-- Begin --

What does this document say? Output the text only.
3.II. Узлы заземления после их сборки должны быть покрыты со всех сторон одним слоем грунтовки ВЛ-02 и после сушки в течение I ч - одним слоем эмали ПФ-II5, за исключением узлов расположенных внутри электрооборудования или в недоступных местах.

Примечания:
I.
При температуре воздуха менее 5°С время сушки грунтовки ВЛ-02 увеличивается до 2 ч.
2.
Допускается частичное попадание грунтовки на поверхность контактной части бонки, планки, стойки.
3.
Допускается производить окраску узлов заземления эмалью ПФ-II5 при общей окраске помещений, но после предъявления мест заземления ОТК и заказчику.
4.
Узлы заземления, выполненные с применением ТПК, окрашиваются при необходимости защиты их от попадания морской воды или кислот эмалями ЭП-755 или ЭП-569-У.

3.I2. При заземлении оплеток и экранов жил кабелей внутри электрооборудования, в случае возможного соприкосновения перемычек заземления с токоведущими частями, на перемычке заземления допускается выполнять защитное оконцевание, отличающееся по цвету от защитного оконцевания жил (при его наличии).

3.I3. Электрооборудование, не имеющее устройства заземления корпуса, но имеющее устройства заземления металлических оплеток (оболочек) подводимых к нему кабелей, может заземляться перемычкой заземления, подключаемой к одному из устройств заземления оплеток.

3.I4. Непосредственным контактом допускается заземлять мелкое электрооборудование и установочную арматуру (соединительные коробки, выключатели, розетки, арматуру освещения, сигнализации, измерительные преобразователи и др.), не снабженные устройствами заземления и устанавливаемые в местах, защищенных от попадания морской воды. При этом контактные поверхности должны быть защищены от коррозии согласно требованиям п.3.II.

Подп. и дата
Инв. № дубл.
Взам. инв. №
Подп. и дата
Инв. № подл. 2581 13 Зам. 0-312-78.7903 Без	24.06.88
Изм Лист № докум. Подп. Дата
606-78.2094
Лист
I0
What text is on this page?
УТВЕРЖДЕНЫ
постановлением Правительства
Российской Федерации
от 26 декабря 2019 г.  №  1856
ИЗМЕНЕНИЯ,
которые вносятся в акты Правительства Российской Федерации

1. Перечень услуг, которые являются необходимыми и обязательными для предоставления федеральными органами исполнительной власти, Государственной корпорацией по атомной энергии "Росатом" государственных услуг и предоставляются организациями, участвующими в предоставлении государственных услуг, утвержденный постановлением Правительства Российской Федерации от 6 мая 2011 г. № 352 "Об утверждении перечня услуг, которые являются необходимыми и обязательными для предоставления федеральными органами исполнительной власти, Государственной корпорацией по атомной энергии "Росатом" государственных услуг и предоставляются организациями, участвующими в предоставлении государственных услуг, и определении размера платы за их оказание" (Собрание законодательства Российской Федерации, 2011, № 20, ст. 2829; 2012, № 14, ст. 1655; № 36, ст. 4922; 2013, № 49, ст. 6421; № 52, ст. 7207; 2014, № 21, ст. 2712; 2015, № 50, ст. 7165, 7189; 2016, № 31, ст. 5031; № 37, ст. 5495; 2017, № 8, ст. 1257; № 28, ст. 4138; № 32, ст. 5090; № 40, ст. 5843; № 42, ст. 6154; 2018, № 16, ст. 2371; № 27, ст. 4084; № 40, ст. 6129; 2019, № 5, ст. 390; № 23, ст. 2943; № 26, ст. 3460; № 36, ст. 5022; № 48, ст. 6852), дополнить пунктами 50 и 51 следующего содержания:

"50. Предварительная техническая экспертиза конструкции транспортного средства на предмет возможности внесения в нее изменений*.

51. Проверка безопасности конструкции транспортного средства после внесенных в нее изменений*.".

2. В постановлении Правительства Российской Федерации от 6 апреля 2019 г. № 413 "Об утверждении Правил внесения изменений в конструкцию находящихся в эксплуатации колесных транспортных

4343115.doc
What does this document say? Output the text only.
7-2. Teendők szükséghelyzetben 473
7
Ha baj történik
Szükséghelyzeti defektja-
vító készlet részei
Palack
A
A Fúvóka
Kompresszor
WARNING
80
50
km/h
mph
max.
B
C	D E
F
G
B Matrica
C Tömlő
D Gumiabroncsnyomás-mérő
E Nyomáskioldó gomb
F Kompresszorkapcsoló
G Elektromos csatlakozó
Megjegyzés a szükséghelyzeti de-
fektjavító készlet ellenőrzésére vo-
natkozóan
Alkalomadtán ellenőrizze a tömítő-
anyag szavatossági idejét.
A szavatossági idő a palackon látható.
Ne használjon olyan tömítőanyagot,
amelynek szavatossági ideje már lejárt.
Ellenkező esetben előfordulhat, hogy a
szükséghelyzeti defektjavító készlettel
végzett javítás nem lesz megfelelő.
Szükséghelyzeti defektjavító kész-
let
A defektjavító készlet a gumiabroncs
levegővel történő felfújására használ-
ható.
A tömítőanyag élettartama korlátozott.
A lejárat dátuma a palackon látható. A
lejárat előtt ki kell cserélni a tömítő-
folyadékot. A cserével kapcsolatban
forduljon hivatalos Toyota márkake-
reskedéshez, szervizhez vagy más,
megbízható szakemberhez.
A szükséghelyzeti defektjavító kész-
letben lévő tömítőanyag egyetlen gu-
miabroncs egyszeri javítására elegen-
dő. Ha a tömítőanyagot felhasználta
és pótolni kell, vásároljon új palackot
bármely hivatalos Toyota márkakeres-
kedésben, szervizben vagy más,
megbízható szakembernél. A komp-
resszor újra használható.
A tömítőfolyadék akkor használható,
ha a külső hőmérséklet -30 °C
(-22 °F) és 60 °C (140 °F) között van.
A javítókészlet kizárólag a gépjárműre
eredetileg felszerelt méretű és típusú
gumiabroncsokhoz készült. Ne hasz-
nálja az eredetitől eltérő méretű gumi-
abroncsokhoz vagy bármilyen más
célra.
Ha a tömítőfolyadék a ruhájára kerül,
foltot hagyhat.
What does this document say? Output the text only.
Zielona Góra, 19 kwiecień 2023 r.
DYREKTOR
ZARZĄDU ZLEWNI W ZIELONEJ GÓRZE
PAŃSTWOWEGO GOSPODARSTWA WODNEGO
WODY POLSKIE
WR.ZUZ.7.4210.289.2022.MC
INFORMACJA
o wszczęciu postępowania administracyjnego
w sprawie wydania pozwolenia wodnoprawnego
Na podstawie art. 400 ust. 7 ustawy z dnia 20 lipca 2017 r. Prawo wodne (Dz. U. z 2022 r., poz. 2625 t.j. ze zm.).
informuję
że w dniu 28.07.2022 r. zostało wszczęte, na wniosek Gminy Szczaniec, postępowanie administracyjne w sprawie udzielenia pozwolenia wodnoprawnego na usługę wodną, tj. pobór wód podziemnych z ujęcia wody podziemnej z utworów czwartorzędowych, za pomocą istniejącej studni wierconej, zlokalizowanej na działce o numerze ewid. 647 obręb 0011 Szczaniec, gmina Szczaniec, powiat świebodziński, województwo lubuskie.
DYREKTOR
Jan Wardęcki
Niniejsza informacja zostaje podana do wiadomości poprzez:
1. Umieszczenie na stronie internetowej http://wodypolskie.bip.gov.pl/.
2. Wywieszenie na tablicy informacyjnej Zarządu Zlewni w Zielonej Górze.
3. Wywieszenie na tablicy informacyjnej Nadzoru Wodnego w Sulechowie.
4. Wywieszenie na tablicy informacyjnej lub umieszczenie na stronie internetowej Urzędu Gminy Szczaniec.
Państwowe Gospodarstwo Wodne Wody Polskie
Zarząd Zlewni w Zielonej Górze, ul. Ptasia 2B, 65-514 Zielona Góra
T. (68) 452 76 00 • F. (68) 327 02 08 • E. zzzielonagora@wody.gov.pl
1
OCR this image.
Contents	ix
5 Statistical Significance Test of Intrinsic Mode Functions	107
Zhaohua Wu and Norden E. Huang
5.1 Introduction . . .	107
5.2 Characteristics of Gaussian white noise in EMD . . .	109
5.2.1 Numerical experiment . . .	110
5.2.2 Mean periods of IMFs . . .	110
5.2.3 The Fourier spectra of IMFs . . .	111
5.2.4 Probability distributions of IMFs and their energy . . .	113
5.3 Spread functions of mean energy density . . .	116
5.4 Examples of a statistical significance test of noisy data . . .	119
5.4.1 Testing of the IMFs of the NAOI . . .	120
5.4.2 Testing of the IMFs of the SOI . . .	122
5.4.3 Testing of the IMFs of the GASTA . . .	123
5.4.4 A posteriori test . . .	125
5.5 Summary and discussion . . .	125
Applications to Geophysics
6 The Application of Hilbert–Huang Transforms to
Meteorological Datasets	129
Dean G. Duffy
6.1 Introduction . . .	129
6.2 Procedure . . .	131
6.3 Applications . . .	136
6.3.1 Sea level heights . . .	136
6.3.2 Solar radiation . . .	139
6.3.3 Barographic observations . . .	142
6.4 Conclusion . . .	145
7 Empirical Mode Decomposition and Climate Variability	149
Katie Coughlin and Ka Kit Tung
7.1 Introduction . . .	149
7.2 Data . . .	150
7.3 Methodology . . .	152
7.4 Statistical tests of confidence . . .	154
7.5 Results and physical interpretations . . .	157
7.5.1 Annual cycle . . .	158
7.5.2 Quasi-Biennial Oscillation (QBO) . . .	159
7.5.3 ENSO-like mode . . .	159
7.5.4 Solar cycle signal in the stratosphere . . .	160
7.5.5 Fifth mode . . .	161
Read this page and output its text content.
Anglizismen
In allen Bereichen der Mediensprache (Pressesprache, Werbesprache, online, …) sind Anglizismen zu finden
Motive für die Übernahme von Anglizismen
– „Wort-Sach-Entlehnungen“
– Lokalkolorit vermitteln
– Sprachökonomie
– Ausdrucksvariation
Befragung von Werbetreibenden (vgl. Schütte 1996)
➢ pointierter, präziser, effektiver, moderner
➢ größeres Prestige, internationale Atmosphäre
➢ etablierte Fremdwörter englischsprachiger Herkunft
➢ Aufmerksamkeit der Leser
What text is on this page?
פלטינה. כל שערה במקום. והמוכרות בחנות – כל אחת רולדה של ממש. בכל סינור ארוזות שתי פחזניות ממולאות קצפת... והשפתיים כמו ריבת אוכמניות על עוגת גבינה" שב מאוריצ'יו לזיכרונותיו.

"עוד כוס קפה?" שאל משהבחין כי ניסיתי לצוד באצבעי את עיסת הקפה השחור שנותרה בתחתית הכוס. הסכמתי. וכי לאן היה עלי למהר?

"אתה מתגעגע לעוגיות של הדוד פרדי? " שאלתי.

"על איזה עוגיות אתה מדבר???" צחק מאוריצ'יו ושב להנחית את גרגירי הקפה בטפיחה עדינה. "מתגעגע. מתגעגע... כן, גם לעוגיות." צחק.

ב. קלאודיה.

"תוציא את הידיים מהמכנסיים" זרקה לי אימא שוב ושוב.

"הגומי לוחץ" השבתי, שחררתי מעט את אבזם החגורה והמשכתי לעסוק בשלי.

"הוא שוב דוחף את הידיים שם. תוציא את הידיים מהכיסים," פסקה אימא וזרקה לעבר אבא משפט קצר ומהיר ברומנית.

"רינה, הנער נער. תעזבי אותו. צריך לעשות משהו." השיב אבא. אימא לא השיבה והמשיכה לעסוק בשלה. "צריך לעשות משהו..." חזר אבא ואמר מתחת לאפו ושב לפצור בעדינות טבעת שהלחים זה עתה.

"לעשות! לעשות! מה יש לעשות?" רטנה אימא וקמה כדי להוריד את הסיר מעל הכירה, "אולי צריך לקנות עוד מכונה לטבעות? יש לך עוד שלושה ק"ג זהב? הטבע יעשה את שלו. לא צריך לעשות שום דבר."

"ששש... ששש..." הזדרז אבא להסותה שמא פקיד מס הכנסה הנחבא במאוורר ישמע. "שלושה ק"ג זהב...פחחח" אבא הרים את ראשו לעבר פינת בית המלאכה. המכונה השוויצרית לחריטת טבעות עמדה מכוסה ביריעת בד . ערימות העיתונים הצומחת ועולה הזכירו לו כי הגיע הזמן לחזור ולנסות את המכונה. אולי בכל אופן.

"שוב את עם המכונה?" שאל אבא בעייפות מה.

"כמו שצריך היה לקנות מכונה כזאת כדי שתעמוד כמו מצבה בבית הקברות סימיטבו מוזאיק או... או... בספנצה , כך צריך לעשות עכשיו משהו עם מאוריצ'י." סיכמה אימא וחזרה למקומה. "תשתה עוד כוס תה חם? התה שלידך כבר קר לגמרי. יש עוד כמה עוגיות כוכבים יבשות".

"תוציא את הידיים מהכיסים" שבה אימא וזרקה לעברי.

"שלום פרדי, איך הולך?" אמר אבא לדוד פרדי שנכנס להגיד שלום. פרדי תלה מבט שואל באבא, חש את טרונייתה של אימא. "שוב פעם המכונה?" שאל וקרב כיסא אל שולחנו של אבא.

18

-- End --

Your goal – In the entries above, how many lines contain the word "pozwolenia"? Answer with the number only.

Completed task – 2